━━━ Information supplied ━━━

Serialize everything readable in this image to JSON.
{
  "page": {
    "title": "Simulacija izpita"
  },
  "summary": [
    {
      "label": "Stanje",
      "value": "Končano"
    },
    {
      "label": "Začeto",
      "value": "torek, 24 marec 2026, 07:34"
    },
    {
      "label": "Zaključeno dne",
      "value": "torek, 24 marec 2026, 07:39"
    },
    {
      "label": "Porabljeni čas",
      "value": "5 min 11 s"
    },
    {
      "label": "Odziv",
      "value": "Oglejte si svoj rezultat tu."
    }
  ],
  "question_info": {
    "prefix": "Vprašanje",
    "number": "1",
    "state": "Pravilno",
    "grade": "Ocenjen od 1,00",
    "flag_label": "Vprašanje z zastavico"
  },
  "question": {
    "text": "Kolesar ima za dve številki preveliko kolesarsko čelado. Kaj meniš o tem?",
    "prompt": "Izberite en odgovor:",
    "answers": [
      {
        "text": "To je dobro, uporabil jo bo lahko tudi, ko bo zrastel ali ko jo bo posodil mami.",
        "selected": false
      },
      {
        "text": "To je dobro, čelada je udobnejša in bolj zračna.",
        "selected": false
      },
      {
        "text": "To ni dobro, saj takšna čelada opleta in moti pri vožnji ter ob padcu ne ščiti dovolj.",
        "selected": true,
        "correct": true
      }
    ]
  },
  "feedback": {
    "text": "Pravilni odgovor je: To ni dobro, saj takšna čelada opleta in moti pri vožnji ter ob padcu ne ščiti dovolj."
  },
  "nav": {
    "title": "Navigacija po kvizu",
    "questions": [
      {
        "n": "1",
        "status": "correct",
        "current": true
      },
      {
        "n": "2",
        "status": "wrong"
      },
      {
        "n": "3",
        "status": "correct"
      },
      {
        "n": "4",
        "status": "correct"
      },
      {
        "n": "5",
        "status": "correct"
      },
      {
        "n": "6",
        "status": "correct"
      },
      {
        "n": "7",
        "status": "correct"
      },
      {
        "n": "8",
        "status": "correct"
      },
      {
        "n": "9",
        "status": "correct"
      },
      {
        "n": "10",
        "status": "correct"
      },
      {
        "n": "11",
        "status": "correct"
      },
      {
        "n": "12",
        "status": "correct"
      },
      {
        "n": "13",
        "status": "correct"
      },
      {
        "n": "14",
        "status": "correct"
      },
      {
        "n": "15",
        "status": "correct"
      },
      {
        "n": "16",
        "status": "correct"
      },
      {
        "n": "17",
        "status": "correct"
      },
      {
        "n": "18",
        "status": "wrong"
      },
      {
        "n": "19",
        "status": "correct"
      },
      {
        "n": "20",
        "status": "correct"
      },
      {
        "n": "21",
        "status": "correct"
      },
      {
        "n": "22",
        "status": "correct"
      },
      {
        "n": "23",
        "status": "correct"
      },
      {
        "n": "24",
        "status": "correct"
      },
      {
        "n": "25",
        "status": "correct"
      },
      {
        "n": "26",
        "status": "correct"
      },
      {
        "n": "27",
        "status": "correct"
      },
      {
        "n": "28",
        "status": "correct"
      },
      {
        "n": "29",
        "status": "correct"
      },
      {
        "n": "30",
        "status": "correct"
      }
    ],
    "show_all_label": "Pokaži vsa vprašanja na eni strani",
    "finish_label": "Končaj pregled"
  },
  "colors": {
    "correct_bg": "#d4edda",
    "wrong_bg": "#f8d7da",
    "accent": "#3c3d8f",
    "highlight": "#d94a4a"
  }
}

━━━

:: Directions for this task ::
Quote all the records. Keep every word exact.

:: In response ::
Serialize everything readable in this image to JSON.
{
  "page": {
    "title": "Simulacija izpita"
  },
  "summary": [
    {
      "label": "Stanje",
      "value": "Končano"
    },
    {
      "label": "Začeto",
      "value": "torek, 24 marec 2026, 07:34"
    },
    {
      "label": "Zaključeno dne",
      "value": "torek, 24 marec 2026, 07:39"
    },
    {
      "label": "Porabljeni čas",
      "value": "5 min 11 s"
    },
    {
      "label": "Odziv",
      "value": "Oglejte si svoj rezultat tu."
    }
  ],
  "question_info": {
    "prefix": "Vprašanje",
    "number": "1",
    "state": "Pravilno",
    "grade": "Ocenjen od 1,00",
    "flag_label": "Vprašanje z zastavico"
  },
  "question": {
    "text": "Kolesar ima za dve številki preveliko kolesarsko čelado. Kaj meniš o tem?",
    "prompt": "Izberite en odgovor:",
    "answers": [
      {
        "text": "To je dobro, uporabil jo bo lahko tudi, ko bo zrastel ali ko jo bo posodil mami.",
        "selected": false
      },
      {
        "text": "To je dobro, čelada je udobnejša in bolj zračna.",
        "selected": false
      },
      {
        "text": "To ni dobro, saj takšna čelada opleta in moti pri vožnji ter ob padcu ne ščiti dovolj.",
        "selected": true,
        "correct": true
      }
    ]
  },
  "feedback": {
    "text": "Pravilni odgovor je: To ni dobro, saj takšna čelada opleta in moti pri vožnji ter ob padcu ne ščiti dovolj."
  },
  "nav": {
    "title": "Navigacija po kvizu",
    "questions": [
      {
        "n": "1",
        "status": "correct",
        "current": true
      },
      {
        "n": "2",
        "status": "wrong"
      },
      {
        "n": "3",
        "status": "correct"
      },
      {
        "n": "4",
        "status": "correct"
      },
      {
        "n": "5",
        "status": "correct"
      },
      {
        "n": "6",
        "status": "correct"
      },
      {
        "n": "7",
        "status": "correct"
      },
      {
        "n": "8",
        "status": "correct"
      },
      {
        "n": "9",
        "status": "correct"
      },
      {
        "n": "10",
        "status": "correct"
      },
      {
        "n": "11",
        "status": "correct"
      },
      {
        "n": "12",
        "status": "correct"
      },
      {
        "n": "13",
        "status": "correct"
      },
      {
        "n": "14",
        "status": "correct"
      },
      {
        "n": "15",
        "status": "correct"
      },
      {
        "n": "16",
        "status": "correct"
      },
      {
        "n": "17",
        "status": "correct"
      },
      {
        "n": "18",
        "status": "wrong"
      },
      {
        "n": "19",
        "status": "correct"
      },
      {
        "n": "20",
        "status": "correct"
      },
      {
        "n": "21",
        "status": "correct"
      },
      {
        "n": "22",
        "status": "correct"
      },
      {
        "n": "23",
        "status": "correct"
      },
      {
        "n": "24",
        "status": "correct"
      },
      {
        "n": "25",
        "status": "correct"
      },
      {
        "n": "26",
        "status": "correct"
      },
      {
        "n": "27",
        "status": "correct"
      },
      {
        "n": "28",
        "status": "correct"
      },
      {
        "n": "29",
        "status": "correct"
      },
      {
        "n": "30",
        "status": "correct"
      }
    ],
    "show_all_label": "Pokaži vsa vprašanja na eni strani",
    "finish_label": "Končaj pregled"
  },
  "colors": {
    "correct_bg": "#d4edda",
    "wrong_bg": "#f8d7da",
    "accent": "#3c3d8f",
    "highlight": "#d94a4a"
  }
}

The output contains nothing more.